* start Provided data *
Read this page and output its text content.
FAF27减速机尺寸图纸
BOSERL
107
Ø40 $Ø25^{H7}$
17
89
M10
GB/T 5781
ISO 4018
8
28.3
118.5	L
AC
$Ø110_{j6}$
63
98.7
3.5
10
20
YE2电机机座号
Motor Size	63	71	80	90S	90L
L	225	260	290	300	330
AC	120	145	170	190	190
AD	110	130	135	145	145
* end Provided data *
▶ **Requirement**: Extract all of the material exactly as it is written.

▶ **Solution to this task**:
Read this page and output its text content.
FAF27减速机尺寸图纸
BOSERL
107
Ø40 $Ø25^{H7}$
17
89
M10
GB/T 5781
ISO 4018
8
28.3
118.5	L
AC
$Ø110_{j6}$
63
98.7
3.5
10
20
YE2电机机座号
Motor Size	63	71	80	90S	90L
L	225	260	290	300	330
AC	120	145	170	190	190
AD	110	130	135	145	145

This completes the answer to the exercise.